*Aim*: Out of all the lines below, count those with the word "Zeitsch". Give the number only.

[Extracted data entries]
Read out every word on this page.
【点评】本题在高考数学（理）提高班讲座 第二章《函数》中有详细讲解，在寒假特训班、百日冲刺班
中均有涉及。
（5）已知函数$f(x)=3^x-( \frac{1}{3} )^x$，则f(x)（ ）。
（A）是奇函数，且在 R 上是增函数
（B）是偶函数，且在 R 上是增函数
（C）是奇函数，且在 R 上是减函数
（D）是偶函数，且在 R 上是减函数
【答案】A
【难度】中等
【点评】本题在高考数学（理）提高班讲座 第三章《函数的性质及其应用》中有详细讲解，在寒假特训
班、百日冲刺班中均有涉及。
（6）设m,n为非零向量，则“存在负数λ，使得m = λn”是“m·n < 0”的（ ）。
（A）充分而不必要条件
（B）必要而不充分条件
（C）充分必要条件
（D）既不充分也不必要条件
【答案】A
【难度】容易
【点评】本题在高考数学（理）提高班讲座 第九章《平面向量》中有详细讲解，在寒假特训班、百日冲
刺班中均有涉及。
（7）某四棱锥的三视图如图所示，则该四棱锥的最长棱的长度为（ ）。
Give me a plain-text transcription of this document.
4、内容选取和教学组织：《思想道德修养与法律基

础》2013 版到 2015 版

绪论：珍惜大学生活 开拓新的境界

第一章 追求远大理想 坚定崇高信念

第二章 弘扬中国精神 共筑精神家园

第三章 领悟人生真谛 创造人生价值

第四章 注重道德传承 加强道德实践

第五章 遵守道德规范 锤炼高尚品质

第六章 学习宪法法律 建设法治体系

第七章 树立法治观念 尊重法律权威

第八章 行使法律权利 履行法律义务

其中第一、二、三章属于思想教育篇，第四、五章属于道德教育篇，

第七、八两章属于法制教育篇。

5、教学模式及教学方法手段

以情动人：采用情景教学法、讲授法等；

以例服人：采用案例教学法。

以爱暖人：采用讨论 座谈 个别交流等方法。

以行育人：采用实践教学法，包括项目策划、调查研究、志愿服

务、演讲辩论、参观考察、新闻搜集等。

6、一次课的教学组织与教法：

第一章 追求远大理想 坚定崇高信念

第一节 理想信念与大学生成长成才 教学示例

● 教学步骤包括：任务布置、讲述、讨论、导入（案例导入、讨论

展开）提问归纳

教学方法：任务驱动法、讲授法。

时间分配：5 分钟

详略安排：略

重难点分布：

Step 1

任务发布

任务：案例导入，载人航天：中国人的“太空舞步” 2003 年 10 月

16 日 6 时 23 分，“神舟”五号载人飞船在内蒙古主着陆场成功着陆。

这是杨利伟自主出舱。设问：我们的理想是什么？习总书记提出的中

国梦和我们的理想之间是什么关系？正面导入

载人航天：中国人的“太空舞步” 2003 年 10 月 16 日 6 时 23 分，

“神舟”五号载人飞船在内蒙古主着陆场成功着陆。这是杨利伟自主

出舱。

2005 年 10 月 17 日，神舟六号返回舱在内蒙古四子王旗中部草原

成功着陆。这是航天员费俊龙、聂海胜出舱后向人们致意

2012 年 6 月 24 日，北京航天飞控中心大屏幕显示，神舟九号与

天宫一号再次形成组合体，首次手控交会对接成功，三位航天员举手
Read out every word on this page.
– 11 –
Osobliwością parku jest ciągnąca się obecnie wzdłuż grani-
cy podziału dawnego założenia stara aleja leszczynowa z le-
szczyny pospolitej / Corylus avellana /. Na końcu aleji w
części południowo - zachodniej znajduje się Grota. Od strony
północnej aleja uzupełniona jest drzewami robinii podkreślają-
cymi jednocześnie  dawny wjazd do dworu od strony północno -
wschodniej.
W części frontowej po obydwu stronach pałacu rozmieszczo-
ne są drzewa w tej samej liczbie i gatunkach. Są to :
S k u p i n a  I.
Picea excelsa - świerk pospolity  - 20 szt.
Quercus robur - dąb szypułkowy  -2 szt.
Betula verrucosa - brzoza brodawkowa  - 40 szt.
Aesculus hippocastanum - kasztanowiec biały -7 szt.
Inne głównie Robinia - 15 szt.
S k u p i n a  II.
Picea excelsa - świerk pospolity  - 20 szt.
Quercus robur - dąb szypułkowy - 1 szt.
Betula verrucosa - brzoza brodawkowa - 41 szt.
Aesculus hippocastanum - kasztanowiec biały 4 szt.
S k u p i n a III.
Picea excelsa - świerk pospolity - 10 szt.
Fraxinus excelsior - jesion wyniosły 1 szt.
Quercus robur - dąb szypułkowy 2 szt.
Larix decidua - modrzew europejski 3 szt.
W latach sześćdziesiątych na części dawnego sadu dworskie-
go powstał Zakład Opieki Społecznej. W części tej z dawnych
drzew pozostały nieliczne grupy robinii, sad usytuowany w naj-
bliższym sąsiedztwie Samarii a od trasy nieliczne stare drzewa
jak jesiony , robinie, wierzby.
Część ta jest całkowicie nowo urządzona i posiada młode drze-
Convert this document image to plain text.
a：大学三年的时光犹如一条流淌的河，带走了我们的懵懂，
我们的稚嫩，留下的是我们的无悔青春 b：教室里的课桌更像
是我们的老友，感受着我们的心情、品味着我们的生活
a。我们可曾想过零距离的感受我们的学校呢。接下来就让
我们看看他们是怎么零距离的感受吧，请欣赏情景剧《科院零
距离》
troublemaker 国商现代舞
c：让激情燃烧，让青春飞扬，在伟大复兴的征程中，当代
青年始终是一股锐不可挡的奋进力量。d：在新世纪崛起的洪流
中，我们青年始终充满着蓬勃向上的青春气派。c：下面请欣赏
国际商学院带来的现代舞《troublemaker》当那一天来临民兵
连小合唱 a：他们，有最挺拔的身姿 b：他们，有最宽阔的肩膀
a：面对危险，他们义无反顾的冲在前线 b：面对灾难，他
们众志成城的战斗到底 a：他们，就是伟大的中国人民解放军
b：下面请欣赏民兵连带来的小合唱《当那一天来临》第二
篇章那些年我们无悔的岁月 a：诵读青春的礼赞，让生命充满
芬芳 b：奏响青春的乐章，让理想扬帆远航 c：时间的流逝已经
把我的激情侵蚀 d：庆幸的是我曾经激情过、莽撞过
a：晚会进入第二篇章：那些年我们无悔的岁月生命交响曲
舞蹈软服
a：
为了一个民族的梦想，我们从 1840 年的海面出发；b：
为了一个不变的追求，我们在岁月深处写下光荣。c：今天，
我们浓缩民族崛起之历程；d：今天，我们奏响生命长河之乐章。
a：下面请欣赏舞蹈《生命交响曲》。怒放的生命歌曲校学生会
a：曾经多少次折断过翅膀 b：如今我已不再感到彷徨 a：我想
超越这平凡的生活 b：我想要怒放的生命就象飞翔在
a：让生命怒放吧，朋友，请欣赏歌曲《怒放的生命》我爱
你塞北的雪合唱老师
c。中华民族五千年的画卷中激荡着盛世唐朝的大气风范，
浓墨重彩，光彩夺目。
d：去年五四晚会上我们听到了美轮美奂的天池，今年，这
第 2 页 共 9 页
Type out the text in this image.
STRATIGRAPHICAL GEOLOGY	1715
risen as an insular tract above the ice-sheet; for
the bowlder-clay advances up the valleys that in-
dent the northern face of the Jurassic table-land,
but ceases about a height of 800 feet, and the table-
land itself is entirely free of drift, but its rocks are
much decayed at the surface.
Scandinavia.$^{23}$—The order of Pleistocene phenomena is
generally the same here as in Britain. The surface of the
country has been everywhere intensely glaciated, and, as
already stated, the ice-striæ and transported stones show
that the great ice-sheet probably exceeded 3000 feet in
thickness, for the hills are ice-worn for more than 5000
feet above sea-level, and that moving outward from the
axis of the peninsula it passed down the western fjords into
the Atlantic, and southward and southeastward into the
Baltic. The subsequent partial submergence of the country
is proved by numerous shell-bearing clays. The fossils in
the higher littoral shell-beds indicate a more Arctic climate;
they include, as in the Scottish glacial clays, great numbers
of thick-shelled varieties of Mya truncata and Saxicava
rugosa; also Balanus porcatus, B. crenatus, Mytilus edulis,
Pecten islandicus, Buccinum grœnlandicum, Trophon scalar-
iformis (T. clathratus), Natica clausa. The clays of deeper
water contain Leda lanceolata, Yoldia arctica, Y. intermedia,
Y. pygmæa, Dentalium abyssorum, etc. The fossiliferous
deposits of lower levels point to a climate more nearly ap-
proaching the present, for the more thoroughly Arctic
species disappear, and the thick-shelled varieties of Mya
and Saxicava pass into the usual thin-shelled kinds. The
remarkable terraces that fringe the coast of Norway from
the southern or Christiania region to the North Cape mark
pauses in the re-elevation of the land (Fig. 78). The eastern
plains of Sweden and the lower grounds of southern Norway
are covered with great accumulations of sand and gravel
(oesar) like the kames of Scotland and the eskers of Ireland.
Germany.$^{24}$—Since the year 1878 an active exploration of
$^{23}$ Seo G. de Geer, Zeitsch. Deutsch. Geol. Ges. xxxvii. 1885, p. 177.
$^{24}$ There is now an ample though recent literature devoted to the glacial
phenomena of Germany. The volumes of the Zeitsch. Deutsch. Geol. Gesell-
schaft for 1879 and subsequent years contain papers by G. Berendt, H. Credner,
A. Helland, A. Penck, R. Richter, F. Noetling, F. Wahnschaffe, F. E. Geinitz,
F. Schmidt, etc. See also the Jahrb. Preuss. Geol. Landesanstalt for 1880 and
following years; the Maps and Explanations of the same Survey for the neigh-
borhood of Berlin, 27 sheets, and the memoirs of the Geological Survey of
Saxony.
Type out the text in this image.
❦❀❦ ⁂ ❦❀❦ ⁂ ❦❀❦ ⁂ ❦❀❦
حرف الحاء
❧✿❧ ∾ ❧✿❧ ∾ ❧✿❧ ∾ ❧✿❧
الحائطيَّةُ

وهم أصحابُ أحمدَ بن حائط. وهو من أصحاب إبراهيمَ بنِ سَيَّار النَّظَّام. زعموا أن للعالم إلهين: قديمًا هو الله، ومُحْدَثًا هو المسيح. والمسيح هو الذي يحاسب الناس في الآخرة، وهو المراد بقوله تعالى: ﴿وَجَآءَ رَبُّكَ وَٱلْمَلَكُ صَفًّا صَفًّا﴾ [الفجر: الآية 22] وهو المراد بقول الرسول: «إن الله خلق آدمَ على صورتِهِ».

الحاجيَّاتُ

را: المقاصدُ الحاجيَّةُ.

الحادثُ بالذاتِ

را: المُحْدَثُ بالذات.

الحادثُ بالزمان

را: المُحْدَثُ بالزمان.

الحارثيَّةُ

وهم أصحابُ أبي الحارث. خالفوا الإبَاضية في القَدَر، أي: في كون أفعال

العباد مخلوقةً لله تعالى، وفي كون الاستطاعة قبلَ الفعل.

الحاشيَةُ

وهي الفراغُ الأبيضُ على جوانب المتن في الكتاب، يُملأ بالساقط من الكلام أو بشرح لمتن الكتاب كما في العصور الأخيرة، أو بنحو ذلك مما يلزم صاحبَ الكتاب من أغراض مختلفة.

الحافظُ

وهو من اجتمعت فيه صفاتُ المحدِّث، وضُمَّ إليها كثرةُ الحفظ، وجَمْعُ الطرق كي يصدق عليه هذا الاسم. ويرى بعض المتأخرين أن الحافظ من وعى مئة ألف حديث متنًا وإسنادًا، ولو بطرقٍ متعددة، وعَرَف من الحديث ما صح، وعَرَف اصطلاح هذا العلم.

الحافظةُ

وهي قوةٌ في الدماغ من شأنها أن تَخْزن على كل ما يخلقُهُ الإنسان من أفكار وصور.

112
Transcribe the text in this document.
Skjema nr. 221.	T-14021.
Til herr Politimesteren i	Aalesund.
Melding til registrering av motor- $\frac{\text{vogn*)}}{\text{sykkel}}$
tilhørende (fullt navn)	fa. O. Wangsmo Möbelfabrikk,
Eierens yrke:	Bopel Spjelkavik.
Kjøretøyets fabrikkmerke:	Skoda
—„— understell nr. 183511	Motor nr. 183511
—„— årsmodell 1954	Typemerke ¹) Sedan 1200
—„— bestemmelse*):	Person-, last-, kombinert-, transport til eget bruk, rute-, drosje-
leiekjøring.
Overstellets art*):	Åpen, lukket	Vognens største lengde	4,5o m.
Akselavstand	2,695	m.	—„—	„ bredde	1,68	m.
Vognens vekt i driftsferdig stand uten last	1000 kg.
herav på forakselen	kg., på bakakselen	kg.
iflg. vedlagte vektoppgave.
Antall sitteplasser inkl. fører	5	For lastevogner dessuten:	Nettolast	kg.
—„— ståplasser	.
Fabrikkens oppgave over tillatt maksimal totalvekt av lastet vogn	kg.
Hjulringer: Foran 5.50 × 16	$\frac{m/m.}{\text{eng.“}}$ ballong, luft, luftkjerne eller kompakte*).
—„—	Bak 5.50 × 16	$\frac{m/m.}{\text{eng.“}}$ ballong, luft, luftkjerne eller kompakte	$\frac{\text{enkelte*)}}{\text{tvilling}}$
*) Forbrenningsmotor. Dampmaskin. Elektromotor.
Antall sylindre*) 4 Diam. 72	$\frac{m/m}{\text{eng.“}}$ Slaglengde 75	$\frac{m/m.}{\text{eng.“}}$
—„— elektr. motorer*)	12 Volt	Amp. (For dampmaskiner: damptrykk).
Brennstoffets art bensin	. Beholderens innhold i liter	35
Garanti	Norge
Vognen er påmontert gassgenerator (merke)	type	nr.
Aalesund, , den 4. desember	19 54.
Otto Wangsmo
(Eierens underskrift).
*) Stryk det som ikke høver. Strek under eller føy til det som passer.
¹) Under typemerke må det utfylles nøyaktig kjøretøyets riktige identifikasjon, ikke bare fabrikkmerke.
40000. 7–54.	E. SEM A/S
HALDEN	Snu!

*Solution for this problem*: 2